PROBLEM DETAILS
Gather up the lines that contain "Point".

PROVIDED RECORDS
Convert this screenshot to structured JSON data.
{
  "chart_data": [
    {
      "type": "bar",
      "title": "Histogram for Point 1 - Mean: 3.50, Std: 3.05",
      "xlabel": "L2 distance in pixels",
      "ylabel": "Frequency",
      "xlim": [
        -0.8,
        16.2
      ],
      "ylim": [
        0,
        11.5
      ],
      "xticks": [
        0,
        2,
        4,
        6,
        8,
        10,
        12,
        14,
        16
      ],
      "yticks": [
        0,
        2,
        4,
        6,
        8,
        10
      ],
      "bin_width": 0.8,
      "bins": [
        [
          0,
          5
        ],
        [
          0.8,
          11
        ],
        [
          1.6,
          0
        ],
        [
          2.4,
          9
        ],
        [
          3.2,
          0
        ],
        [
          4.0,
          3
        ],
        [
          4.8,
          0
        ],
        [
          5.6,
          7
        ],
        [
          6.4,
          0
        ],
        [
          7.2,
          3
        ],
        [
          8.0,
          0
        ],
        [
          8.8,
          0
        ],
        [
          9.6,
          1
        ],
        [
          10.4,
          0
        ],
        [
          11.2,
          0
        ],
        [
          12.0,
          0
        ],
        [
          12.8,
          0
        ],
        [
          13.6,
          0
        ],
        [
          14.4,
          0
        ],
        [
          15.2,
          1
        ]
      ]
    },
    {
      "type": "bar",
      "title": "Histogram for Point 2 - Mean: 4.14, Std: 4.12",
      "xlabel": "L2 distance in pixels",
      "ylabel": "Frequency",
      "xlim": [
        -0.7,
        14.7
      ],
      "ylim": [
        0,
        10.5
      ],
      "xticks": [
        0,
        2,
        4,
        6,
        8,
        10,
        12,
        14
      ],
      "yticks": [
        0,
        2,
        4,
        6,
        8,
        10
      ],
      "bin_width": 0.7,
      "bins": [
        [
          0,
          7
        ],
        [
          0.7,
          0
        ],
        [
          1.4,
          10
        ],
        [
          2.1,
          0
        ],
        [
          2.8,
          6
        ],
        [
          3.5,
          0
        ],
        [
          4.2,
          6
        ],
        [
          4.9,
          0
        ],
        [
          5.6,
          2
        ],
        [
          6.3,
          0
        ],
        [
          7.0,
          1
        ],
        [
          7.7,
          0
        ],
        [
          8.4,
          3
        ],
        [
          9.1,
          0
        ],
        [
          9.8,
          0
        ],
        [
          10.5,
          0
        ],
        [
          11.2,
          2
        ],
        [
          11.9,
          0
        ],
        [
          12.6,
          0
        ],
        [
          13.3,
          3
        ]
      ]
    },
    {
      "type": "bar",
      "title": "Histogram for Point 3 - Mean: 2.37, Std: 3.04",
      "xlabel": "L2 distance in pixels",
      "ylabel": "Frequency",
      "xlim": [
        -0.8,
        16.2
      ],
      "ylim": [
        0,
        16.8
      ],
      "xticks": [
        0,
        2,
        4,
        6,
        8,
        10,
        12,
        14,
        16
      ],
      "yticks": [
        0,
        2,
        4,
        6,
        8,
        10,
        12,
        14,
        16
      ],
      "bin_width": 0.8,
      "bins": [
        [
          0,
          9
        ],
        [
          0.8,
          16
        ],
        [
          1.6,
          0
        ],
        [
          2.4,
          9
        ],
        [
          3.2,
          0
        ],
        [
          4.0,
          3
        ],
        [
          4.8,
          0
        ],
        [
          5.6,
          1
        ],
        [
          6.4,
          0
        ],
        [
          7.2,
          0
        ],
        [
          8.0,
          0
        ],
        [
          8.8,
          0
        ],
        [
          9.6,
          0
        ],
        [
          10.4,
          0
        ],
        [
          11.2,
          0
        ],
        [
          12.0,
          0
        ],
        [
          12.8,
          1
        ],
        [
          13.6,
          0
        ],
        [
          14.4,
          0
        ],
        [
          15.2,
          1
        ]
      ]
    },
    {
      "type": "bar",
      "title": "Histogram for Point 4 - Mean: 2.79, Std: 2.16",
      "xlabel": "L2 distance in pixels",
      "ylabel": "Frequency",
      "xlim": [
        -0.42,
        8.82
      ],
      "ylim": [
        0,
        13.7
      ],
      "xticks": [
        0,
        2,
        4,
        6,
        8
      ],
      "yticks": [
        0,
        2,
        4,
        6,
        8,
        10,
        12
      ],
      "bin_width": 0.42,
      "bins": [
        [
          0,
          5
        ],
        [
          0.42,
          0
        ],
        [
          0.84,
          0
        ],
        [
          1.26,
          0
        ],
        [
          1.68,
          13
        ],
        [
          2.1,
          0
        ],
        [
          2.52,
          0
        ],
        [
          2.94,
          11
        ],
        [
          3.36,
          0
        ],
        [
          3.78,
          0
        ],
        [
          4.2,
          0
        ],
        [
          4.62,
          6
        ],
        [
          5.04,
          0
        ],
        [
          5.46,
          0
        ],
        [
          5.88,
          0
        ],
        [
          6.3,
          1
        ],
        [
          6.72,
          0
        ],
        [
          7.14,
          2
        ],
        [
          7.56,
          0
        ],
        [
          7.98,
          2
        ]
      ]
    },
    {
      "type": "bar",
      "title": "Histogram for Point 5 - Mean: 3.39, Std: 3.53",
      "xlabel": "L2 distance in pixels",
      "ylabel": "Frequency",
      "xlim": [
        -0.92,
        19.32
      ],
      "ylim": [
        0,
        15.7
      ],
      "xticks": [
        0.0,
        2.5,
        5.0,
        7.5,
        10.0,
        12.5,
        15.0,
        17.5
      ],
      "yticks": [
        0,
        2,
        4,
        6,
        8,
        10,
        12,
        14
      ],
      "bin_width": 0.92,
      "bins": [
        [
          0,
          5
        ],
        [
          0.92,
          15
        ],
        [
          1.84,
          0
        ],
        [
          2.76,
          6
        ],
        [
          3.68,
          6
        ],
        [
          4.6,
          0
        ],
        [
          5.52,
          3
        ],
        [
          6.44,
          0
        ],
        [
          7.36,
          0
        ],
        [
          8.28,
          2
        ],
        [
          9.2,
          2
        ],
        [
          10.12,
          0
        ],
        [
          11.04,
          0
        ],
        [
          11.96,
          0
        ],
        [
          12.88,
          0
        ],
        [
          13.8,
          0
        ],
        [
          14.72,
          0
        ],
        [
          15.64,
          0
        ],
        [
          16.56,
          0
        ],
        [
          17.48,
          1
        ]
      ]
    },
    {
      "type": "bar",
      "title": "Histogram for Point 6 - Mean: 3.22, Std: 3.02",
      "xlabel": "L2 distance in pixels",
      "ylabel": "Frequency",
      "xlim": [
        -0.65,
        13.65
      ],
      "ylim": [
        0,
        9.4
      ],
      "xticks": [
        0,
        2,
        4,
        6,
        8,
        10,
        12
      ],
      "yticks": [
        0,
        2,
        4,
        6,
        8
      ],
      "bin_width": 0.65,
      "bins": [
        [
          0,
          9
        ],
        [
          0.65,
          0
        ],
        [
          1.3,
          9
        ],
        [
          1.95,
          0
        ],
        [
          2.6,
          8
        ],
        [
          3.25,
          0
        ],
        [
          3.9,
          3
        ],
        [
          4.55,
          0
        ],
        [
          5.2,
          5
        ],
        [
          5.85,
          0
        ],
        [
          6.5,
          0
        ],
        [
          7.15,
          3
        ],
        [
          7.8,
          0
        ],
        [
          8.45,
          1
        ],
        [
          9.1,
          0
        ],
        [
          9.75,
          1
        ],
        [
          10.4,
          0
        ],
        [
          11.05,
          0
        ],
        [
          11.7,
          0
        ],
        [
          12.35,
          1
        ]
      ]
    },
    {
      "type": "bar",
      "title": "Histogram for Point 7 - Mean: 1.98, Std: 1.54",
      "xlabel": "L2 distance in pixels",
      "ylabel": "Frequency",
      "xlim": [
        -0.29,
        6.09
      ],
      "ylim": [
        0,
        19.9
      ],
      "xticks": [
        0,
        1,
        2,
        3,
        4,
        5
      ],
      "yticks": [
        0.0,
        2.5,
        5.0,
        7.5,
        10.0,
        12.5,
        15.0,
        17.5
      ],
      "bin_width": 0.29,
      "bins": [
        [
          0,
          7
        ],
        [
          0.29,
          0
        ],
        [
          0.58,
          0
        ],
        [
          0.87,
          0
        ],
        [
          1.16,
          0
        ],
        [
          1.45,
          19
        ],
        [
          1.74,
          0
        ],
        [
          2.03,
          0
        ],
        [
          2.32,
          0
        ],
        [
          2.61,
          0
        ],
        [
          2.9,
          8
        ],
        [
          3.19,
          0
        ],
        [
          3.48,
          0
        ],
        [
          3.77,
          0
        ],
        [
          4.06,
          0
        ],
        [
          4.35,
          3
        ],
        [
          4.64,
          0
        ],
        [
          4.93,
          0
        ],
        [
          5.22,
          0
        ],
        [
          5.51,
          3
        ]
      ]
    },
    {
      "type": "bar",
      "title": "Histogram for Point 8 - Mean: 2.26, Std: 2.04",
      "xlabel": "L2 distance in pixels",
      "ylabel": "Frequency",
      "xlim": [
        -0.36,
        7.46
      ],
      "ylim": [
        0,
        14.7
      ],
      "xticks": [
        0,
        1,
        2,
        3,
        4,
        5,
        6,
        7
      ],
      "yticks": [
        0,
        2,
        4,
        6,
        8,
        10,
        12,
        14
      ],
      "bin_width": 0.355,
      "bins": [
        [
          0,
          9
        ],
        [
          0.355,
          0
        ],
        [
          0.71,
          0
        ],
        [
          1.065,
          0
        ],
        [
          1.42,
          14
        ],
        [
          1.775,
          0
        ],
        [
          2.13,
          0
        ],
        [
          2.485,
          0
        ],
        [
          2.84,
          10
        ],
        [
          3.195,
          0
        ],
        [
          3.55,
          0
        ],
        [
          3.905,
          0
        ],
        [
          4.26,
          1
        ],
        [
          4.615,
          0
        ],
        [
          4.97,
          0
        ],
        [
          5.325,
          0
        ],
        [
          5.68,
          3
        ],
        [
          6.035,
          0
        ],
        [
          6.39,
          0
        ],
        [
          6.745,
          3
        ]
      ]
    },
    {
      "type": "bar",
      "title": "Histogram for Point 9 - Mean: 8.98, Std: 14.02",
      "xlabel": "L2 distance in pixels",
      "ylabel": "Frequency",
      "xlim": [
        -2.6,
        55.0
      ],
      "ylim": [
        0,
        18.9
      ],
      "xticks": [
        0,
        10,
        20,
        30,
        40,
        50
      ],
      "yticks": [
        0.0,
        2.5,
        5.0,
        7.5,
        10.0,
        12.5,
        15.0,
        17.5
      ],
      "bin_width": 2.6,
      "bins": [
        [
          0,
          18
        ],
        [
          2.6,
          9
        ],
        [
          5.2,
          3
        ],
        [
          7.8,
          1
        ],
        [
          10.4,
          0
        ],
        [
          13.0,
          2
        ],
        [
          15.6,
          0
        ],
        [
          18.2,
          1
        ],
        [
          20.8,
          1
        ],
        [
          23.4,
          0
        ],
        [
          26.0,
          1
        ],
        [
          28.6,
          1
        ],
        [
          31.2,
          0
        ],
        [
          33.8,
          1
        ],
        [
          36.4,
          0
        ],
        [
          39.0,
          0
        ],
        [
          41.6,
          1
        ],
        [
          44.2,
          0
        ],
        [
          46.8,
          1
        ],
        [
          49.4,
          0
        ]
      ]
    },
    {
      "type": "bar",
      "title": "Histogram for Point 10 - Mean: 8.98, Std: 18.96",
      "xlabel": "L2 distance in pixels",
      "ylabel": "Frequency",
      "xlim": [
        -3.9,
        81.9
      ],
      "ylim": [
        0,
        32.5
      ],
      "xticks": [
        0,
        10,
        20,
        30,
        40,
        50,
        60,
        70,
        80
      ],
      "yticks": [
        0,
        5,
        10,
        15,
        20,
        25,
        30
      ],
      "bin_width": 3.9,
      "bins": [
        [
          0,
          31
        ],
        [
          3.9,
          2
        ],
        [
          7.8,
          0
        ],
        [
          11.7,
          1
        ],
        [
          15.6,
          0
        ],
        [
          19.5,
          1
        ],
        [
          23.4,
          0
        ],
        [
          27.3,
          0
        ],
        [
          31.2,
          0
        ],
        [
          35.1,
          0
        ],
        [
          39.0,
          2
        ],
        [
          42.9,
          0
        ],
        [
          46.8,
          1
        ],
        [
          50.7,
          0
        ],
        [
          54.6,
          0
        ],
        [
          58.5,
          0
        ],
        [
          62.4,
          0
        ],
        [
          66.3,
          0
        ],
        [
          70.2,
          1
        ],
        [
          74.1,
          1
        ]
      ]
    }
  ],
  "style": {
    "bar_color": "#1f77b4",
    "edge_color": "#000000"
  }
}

THE RESULT
      "title": "Histogram for Point 1 - Mean: 3.50, Std: 3.05",
      "title": "Histogram for Point 2 - Mean: 4.14, Std: 4.12",
      "title": "Histogram for Point 3 - Mean: 2.37, Std: 3.04",
      "title": "Histogram for Point 4 - Mean: 2.79, Std: 2.16",
      "title": "Histogram for Point 5 - Mean: 3.39, Std: 3.53",
      "title": "Histogram for Point 6 - Mean: 3.22, Std: 3.02",
      "title": "Histogram for Point 7 - Mean: 1.98, Std: 1.54",
      "title": "Histogram for Point 8 - Mean: 2.26, Std: 2.04",
      "title": "Histogram for Point 9 - Mean: 8.98, Std: 14.02",
      "title": "Histogram for Point 10 - Mean: 8.98, Std: 18.96",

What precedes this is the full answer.